• _Задание_: Измените записи, подставив «column» вместо «bar», и приведите все строки заново. Остальное оставьте без изменений.

**** Исходные данные ****

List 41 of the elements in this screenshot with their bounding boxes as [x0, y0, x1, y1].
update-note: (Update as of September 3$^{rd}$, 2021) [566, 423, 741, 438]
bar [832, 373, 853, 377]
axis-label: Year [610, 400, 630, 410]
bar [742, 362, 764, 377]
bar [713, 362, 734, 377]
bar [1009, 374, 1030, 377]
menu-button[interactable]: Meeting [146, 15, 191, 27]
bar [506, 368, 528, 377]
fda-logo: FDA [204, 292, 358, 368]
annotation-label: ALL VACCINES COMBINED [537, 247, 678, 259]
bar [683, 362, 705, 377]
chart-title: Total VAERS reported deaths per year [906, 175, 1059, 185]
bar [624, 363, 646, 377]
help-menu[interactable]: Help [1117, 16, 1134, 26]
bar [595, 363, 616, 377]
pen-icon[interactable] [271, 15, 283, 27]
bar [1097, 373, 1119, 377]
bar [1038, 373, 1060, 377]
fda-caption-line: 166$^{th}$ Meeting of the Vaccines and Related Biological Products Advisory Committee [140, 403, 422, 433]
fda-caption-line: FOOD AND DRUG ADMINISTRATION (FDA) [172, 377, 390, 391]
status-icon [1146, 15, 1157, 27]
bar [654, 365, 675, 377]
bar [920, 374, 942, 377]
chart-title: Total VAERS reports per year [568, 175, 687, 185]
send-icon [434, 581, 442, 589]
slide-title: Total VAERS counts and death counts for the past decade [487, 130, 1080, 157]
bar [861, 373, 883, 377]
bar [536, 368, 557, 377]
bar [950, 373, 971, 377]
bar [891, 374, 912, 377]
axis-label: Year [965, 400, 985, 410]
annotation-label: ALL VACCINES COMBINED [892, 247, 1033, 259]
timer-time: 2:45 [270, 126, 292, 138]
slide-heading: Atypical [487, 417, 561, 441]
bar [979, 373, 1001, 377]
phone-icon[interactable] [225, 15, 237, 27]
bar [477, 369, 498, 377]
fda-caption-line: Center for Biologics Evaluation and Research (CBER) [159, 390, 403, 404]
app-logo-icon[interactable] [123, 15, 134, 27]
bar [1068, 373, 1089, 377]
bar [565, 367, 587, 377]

****

• _Результат_:
List 41 of the elements in this screenshot with their bounding boxes as [x0, y0, x1, y1].
update-note: (Update as of September 3$^{rd}$, 2021) [566, 423, 741, 438]
column [832, 373, 853, 377]
axis-label: Year [610, 400, 630, 410]
column [742, 362, 764, 377]
column [713, 362, 734, 377]
column [1009, 374, 1030, 377]
menu-button[interactable]: Meeting [146, 15, 191, 27]
column [506, 368, 528, 377]
fda-logo: FDA [204, 292, 358, 368]
annotation-label: ALL VACCINES COMBINED [537, 247, 678, 259]
column [683, 362, 705, 377]
chart-title: Total VAERS reported deaths per year [906, 175, 1059, 185]
column [624, 363, 646, 377]
help-menu[interactable]: Help [1117, 16, 1134, 26]
column [595, 363, 616, 377]
pen-icon[interactable] [271, 15, 283, 27]
column [1097, 373, 1119, 377]
column [1038, 373, 1060, 377]
fda-caption-line: 166$^{th}$ Meeting of the Vaccines and Related Biological Products Advisory Committee [140, 403, 422, 433]
fda-caption-line: FOOD AND DRUG ADMINISTRATION (FDA) [172, 377, 390, 391]
status-icon [1146, 15, 1157, 27]
column [654, 365, 675, 377]
column [920, 374, 942, 377]
chart-title: Total VAERS reports per year [568, 175, 687, 185]
send-icon [434, 581, 442, 589]
slide-title: Total VAERS counts and death counts for the past decade [487, 130, 1080, 157]
column [861, 373, 883, 377]
column [536, 368, 557, 377]
column [950, 373, 971, 377]
column [891, 374, 912, 377]
axis-label: Year [965, 400, 985, 410]
annotation-label: ALL VACCINES COMBINED [892, 247, 1033, 259]
timer-time: 2:45 [270, 126, 292, 138]
slide-heading: Atypical [487, 417, 561, 441]
column [979, 373, 1001, 377]
phone-icon[interactable] [225, 15, 237, 27]
column [477, 369, 498, 377]
fda-caption-line: Center for Biologics Evaluation and Research (CBER) [159, 390, 403, 404]
app-logo-icon[interactable] [123, 15, 134, 27]
column [1068, 373, 1089, 377]
column [565, 367, 587, 377]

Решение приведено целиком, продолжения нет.